» Material provided

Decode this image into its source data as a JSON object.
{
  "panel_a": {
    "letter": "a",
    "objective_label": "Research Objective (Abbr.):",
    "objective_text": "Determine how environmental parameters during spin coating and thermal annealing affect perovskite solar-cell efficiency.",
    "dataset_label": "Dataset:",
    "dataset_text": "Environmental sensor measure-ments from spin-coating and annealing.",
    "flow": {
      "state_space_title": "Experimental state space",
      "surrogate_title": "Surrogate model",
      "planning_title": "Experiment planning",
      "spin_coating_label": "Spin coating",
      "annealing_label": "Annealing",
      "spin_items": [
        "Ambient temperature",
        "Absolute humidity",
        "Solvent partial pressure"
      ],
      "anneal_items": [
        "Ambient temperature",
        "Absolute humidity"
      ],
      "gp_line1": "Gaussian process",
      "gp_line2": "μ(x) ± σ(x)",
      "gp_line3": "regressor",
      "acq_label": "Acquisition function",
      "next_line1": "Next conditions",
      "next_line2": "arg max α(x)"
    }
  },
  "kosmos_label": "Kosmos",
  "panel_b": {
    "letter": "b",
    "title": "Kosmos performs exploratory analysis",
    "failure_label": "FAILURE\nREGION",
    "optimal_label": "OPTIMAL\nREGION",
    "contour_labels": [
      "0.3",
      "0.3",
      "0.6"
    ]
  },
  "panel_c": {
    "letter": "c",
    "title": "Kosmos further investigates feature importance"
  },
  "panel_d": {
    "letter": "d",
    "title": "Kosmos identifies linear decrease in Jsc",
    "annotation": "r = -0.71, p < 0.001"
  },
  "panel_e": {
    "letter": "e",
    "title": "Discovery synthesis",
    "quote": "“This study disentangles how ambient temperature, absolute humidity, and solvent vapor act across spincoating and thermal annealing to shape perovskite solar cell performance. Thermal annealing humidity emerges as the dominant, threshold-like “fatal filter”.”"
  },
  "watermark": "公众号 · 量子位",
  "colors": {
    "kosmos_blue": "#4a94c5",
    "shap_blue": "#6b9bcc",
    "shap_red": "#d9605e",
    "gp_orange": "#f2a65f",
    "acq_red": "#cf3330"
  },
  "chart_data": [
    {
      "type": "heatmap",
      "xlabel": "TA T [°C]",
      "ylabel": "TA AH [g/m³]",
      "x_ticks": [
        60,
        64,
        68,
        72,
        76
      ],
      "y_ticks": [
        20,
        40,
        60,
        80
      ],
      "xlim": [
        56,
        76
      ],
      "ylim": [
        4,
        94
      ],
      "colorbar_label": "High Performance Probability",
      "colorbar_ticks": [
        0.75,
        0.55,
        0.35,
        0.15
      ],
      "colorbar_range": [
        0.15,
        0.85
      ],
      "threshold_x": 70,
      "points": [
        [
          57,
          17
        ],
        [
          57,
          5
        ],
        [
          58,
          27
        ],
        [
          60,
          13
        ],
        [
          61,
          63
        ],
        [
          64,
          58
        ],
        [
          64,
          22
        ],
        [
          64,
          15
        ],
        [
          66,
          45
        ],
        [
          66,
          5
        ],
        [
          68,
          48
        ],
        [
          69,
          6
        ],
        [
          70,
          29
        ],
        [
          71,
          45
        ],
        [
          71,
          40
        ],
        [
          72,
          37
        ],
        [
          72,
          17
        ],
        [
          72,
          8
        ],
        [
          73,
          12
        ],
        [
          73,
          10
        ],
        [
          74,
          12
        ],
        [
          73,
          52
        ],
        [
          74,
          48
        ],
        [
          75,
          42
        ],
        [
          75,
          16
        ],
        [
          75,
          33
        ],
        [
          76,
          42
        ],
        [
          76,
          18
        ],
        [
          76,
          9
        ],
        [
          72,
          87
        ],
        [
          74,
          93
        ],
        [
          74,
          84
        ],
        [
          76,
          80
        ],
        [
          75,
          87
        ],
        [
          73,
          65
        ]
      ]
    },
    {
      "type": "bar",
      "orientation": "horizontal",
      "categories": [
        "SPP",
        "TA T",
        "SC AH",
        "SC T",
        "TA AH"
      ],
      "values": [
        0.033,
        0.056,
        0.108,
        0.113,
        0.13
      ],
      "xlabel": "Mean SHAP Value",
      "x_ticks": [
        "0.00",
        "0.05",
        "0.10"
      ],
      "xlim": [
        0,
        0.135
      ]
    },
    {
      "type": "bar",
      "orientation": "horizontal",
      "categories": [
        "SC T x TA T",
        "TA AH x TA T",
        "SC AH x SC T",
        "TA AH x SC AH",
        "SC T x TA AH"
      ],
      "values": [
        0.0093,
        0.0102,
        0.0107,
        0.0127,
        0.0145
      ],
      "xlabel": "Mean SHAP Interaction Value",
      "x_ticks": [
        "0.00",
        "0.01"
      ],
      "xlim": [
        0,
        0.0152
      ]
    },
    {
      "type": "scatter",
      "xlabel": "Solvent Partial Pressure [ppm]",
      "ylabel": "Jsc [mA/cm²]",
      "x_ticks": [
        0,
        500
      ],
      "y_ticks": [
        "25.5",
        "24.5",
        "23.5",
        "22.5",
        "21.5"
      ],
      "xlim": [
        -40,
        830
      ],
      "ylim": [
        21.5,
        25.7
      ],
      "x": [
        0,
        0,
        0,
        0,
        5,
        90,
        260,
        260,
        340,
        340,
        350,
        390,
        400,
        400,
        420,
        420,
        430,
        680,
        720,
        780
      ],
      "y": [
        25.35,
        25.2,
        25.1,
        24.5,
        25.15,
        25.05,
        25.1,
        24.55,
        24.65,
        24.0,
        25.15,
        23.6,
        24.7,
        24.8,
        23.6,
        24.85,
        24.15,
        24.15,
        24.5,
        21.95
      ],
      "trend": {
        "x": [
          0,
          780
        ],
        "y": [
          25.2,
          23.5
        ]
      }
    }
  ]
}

» Written instruction
Using the listing, collect all lines in which the string "cell" is found.

» Output of the exercise
    "objective_text": "Determine how environmental parameters during spin coating and thermal annealing affect perovskite solar-cell efficiency.",
    "quote": "“This study disentangles how ambient temperature, absolute humidity, and solvent vapor act across spincoating and thermal annealing to shape perovskite solar cell performance. Thermal annealing humidity emerges as the dominant, threshold-like “fatal filter”.”"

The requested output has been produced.